■ Work to complete
The entries below are to be written out again without alteration.

■ Given records
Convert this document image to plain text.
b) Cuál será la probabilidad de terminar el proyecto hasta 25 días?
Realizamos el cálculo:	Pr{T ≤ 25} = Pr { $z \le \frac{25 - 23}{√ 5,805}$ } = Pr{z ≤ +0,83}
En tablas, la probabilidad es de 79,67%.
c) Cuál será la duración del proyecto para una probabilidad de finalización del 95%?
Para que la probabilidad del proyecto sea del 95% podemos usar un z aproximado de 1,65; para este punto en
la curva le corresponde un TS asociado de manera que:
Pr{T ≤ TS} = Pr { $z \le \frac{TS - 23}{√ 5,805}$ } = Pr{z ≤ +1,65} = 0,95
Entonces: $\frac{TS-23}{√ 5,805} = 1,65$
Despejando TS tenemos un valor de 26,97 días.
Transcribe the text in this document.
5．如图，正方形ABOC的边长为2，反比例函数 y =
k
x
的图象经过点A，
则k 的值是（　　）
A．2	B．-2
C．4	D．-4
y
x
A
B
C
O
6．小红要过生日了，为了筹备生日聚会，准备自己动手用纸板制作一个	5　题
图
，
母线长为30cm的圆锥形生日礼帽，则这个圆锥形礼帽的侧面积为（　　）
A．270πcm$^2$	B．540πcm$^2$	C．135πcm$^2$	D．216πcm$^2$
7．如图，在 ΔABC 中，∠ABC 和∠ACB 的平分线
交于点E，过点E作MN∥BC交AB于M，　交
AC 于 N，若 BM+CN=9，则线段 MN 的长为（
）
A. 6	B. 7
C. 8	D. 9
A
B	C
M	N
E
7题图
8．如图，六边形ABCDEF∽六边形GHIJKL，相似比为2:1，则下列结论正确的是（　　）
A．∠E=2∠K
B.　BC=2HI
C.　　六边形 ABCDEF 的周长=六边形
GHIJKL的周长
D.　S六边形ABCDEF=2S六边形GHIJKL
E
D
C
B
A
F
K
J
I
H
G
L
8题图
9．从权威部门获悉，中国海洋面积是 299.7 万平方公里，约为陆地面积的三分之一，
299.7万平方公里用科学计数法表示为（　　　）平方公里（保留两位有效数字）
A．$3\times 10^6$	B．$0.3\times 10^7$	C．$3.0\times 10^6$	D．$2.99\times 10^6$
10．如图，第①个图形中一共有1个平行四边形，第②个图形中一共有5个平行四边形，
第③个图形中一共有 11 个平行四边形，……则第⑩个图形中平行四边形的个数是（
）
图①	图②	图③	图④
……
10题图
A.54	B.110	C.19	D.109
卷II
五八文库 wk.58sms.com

■ Solution
Convert this document image to plain text.
b) Cuál será la probabilidad de terminar el proyecto hasta 25 días?
Realizamos el cálculo:	Pr{T ≤ 25} = Pr { $z \le \frac{25 - 23}{√ 5,805}$ } = Pr{z ≤ +0,83}
En tablas, la probabilidad es de 79,67%.
c) Cuál será la duración del proyecto para una probabilidad de finalización del 95%?
Para que la probabilidad del proyecto sea del 95% podemos usar un z aproximado de 1,65; para este punto en
la curva le corresponde un TS asociado de manera que:
Pr{T ≤ TS} = Pr { $z \le \frac{TS - 23}{√ 5,805}$ } = Pr{z ≤ +1,65} = 0,95
Entonces: $\frac{TS-23}{√ 5,805} = 1,65$
Despejando TS tenemos un valor de 26,97 días.
Transcribe the text in this document.
5．如图，正方形ABOC的边长为2，反比例函数 y =
k
x
的图象经过点A，
则k 的值是（　　）
A．2	B．-2
C．4	D．-4
y
x
A
B
C
O
6．小红要过生日了，为了筹备生日聚会，准备自己动手用纸板制作一个	5　题
图
，
母线长为30cm的圆锥形生日礼帽，则这个圆锥形礼帽的侧面积为（　　）
A．270πcm$^2$	B．540πcm$^2$	C．135πcm$^2$	D．216πcm$^2$
7．如图，在 ΔABC 中，∠ABC 和∠ACB 的平分线
交于点E，过点E作MN∥BC交AB于M，　交
AC 于 N，若 BM+CN=9，则线段 MN 的长为（
）
A. 6	B. 7
C. 8	D. 9
A
B	C
M	N
E
7题图
8．如图，六边形ABCDEF∽六边形GHIJKL，相似比为2:1，则下列结论正确的是（　　）
A．∠E=2∠K
B.　BC=2HI
C.　　六边形 ABCDEF 的周长=六边形
GHIJKL的周长
D.　S六边形ABCDEF=2S六边形GHIJKL
E
D
C
B
A
F
K
J
I
H
G
L
8题图
9．从权威部门获悉，中国海洋面积是 299.7 万平方公里，约为陆地面积的三分之一，
299.7万平方公里用科学计数法表示为（　　　）平方公里（保留两位有效数字）
A．$3\times 10^6$	B．$0.3\times 10^7$	C．$3.0\times 10^6$	D．$2.99\times 10^6$
10．如图，第①个图形中一共有1个平行四边形，第②个图形中一共有5个平行四边形，
第③个图形中一共有 11 个平行四边形，……则第⑩个图形中平行四边形的个数是（
）
图①	图②	图③	图④
……
10题图
A.54	B.110	C.19	D.109
卷II
五八文库 wk.58sms.com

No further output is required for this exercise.